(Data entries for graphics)
— Start —

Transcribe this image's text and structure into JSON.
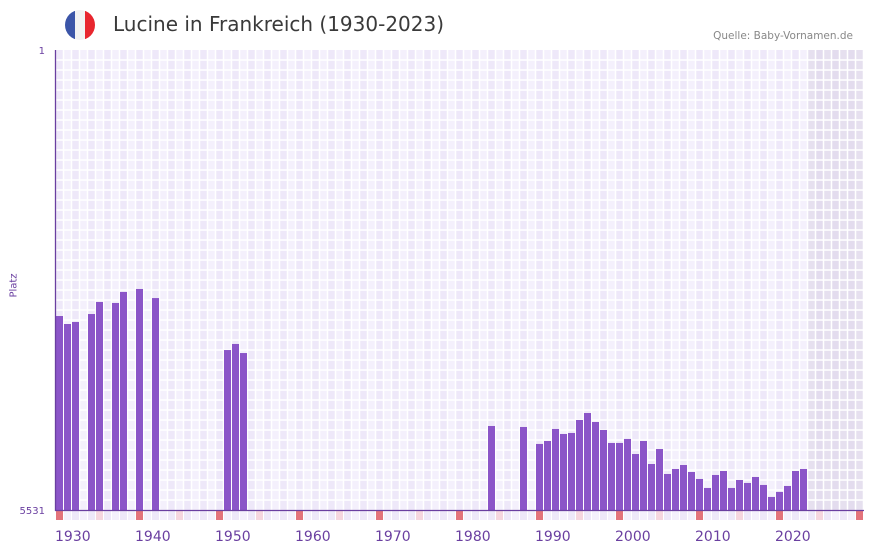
{
  "header": {
    "title": "Lucine in Frankreich (1930-2023)",
    "source": "Quelle: Baby-Vornamen.de",
    "flag_icon": "france-flag-icon",
    "flag_colors": [
      "#3b55a8",
      "#f2f2f2",
      "#e8262e"
    ]
  },
  "chart_data": {
    "type": "bar",
    "title": "Lucine in Frankreich (1930-2023)",
    "ylabel": "Platz",
    "xlabel": "",
    "ylim": [
      5531,
      1
    ],
    "y_ticks": [
      "1",
      "5531"
    ],
    "xlim": [
      1930,
      2030
    ],
    "x_ticks": [
      "1930",
      "1940",
      "1950",
      "1960",
      "1970",
      "1980",
      "1990",
      "2000",
      "2010",
      "2020"
    ],
    "future_shaded_from": 2024,
    "colors": {
      "bar": "#8b55c8",
      "axis": "#6a3fa0",
      "marker_decade": "#e3737b",
      "marker_half": "#f6d6df"
    },
    "years": [
      1930,
      1931,
      1932,
      1934,
      1935,
      1937,
      1938,
      1940,
      1942,
      1951,
      1952,
      1953,
      1984,
      1988,
      1990,
      1991,
      1992,
      1993,
      1994,
      1995,
      1996,
      1997,
      1998,
      1999,
      2000,
      2001,
      2002,
      2003,
      2004,
      2005,
      2006,
      2007,
      2008,
      2009,
      2010,
      2011,
      2012,
      2013,
      2014,
      2015,
      2016,
      2017,
      2018,
      2019,
      2020,
      2021,
      2022,
      2023
    ],
    "ranks": [
      3199,
      3295,
      3271,
      3175,
      3030,
      3042,
      2910,
      2874,
      2983,
      3608,
      3535,
      3644,
      4521,
      4533,
      4737,
      4701,
      4557,
      4617,
      4605,
      4449,
      4365,
      4473,
      4569,
      4725,
      4725,
      4677,
      4858,
      4701,
      4978,
      4798,
      5098,
      5038,
      4990,
      5074,
      5158,
      5266,
      5110,
      5062,
      5266,
      5170,
      5206,
      5134,
      5230,
      5374,
      5314,
      5242,
      5062,
      5038
    ]
  }
}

— End —

**WHAT THE EXERCISE ASKS**
Copy the material above in full and exactly, skipping pictures.

**EXERCISE SOLUTION**
Transcribe this image's text and structure into JSON.
{
  "header": {
    "title": "Lucine in Frankreich (1930-2023)",
    "source": "Quelle: Baby-Vornamen.de",
    "flag_icon": "france-flag-icon",
    "flag_colors": [
      "#3b55a8",
      "#f2f2f2",
      "#e8262e"
    ]
  },
  "chart_data": {
    "type": "bar",
    "title": "Lucine in Frankreich (1930-2023)",
    "ylabel": "Platz",
    "xlabel": "",
    "ylim": [
      5531,
      1
    ],
    "y_ticks": [
      "1",
      "5531"
    ],
    "xlim": [
      1930,
      2030
    ],
    "x_ticks": [
      "1930",
      "1940",
      "1950",
      "1960",
      "1970",
      "1980",
      "1990",
      "2000",
      "2010",
      "2020"
    ],
    "future_shaded_from": 2024,
    "colors": {
      "bar": "#8b55c8",
      "axis": "#6a3fa0",
      "marker_decade": "#e3737b",
      "marker_half": "#f6d6df"
    },
    "years": [
      1930,
      1931,
      1932,
      1934,
      1935,
      1937,
      1938,
      1940,
      1942,
      1951,
      1952,
      1953,
      1984,
      1988,
      1990,
      1991,
      1992,
      1993,
      1994,
      1995,
      1996,
      1997,
      1998,
      1999,
      2000,
      2001,
      2002,
      2003,
      2004,
      2005,
      2006,
      2007,
      2008,
      2009,
      2010,
      2011,
      2012,
      2013,
      2014,
      2015,
      2016,
      2017,
      2018,
      2019,
      2020,
      2021,
      2022,
      2023
    ],
    "ranks": [
      3199,
      3295,
      3271,
      3175,
      3030,
      3042,
      2910,
      2874,
      2983,
      3608,
      3535,
      3644,
      4521,
      4533,
      4737,
      4701,
      4557,
      4617,
      4605,
      4449,
      4365,
      4473,
      4569,
      4725,
      4725,
      4677,
      4858,
      4701,
      4978,
      4798,
      5098,
      5038,
      4990,
      5074,
      5158,
      5266,
      5110,
      5062,
      5266,
      5170,
      5206,
      5134,
      5230,
      5374,
      5314,
      5242,
      5062,
      5038
    ]
  }
}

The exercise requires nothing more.